**WORK INSTRUCTIONS**: Pull out every line below holding the word "SRMTID".

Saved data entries
------------------------------------

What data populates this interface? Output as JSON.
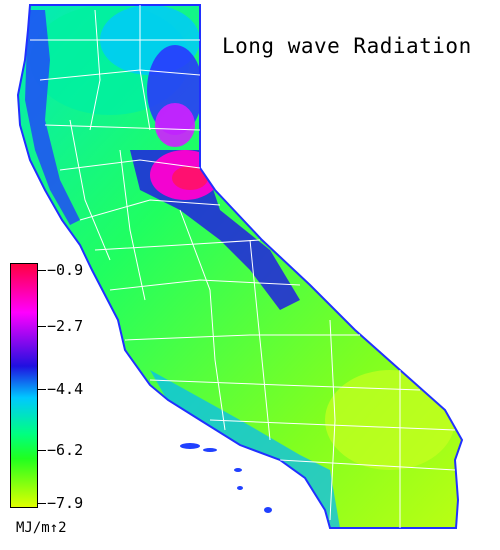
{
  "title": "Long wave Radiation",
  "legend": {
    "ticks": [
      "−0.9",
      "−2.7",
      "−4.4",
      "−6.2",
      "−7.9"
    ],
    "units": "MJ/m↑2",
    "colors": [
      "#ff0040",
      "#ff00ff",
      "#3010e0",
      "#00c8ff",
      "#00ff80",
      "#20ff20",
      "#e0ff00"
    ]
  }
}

------------------------------------

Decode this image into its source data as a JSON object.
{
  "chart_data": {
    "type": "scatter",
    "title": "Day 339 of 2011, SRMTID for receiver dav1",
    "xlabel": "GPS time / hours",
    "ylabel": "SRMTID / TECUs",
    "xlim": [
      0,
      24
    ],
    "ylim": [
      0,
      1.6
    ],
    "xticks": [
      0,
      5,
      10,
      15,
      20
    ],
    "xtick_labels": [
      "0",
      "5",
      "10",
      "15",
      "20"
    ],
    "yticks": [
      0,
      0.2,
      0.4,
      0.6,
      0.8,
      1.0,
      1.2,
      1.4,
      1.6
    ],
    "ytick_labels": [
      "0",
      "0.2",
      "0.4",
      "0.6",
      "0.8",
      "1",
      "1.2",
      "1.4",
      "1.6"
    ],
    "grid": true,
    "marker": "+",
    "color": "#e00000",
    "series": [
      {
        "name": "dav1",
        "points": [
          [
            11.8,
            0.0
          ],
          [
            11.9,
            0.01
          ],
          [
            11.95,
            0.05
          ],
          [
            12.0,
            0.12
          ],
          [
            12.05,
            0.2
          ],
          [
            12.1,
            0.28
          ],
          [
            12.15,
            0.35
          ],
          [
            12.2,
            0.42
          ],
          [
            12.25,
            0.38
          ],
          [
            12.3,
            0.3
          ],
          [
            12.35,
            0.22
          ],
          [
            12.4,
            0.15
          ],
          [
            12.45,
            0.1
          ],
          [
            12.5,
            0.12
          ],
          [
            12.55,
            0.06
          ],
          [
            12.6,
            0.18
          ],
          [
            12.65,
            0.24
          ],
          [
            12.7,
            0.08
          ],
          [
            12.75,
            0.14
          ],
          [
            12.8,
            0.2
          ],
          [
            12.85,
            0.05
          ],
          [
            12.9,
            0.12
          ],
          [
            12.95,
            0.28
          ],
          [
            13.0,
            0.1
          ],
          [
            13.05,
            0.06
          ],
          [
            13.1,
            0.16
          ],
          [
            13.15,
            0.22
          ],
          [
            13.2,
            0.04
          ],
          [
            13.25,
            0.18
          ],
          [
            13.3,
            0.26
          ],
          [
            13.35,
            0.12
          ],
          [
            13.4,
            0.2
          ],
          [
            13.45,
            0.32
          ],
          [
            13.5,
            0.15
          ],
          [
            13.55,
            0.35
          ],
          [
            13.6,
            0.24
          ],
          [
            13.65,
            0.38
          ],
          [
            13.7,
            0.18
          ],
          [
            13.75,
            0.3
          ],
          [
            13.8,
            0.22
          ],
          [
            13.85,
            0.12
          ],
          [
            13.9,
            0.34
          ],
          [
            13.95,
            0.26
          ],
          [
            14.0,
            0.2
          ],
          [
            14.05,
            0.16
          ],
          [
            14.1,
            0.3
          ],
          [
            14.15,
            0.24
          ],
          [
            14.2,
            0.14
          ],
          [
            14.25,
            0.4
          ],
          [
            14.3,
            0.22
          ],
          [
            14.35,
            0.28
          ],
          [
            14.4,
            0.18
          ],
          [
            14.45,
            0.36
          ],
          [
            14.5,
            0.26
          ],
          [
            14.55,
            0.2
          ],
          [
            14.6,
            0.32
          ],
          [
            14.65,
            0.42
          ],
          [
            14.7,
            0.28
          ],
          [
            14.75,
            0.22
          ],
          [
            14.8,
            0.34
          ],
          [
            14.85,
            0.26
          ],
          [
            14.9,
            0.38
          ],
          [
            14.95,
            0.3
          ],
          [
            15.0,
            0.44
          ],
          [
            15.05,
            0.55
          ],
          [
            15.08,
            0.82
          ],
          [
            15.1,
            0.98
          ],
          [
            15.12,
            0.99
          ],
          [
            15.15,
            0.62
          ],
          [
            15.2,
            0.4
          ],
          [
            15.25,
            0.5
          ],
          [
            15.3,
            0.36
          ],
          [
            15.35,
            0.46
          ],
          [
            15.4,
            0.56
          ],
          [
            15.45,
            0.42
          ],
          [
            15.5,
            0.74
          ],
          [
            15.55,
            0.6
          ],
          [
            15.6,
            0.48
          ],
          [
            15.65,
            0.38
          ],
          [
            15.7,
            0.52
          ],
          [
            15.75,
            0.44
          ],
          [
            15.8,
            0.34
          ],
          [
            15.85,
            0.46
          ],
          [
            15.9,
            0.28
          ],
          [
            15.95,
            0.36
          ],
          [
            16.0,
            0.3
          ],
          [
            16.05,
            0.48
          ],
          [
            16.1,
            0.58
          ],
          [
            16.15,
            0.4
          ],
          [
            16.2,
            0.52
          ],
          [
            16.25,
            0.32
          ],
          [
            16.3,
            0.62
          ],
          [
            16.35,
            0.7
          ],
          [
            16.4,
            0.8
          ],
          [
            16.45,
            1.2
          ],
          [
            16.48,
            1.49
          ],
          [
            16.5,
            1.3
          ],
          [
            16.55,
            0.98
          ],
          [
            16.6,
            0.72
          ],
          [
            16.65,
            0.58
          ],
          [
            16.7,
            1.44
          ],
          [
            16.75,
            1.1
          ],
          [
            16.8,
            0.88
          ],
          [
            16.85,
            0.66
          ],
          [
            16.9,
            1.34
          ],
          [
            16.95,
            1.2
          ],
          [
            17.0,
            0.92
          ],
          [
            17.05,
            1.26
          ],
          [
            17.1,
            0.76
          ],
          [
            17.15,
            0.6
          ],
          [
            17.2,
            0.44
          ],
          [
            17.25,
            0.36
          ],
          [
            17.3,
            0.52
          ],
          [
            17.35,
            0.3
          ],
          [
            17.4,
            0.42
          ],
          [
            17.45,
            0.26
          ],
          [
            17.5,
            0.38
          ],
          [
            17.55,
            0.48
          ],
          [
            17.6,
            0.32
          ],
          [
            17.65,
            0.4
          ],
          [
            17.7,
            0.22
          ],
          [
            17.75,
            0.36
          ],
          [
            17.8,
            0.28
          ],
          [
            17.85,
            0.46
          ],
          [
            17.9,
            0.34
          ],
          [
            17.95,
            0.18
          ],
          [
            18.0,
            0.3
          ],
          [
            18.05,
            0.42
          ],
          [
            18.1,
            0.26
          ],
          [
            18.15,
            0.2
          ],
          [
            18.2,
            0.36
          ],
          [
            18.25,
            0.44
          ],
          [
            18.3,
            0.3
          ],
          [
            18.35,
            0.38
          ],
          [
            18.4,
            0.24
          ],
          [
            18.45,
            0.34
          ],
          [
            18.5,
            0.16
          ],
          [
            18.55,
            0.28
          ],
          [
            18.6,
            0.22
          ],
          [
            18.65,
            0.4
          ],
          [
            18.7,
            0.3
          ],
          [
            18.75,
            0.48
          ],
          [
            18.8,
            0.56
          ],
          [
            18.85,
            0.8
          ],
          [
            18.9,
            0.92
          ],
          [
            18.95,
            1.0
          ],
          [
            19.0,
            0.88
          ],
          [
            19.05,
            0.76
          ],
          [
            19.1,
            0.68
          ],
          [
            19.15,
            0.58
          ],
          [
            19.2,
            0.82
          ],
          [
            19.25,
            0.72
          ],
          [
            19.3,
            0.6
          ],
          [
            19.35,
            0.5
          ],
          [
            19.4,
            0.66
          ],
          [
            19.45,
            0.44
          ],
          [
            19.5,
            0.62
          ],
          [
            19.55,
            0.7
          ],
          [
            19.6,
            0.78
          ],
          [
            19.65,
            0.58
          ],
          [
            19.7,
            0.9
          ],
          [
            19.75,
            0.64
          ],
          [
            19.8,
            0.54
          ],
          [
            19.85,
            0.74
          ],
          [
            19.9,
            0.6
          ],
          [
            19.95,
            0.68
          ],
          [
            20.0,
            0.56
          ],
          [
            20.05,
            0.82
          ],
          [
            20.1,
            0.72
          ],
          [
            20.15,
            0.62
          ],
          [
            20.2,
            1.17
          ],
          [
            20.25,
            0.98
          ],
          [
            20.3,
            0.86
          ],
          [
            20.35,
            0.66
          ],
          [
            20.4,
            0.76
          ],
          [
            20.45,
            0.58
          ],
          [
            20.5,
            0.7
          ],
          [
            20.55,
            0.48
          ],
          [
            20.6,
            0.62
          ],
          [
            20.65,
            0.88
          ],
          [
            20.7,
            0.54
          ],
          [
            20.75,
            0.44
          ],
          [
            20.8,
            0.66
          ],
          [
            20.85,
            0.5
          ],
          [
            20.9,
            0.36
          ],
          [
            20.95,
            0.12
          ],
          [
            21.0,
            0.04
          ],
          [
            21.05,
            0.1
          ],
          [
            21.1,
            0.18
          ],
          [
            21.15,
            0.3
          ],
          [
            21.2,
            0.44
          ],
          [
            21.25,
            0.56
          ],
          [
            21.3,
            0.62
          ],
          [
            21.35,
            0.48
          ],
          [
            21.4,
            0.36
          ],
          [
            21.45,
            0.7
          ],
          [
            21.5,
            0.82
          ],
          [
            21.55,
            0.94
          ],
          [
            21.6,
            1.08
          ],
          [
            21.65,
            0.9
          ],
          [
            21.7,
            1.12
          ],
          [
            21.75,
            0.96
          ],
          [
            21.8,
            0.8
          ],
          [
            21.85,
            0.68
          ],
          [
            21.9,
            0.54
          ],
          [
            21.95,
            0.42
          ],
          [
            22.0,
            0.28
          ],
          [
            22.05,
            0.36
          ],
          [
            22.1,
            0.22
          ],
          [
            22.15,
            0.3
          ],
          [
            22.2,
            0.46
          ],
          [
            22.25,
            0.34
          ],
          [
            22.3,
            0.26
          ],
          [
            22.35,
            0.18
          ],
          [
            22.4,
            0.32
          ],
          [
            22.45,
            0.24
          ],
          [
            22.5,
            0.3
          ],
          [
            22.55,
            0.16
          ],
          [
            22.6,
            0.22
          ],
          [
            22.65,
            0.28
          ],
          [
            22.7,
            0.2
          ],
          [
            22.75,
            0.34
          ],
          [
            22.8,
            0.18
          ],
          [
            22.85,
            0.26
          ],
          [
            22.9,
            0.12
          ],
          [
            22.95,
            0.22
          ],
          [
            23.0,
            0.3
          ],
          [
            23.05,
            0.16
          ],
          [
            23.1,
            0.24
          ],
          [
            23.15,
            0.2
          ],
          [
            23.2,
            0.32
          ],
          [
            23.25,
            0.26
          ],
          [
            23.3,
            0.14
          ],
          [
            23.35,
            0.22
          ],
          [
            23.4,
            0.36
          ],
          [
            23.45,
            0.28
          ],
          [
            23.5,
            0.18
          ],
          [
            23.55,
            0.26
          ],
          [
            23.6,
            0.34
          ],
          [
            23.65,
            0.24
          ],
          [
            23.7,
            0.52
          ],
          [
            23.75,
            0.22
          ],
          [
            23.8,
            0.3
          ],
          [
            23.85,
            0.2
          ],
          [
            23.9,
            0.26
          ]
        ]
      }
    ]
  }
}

------------------------------------

**WORKED SOLUTION**:
    "title": "Day 339 of 2011, SRMTID for receiver dav1",
    "ylabel": "SRMTID / TECUs",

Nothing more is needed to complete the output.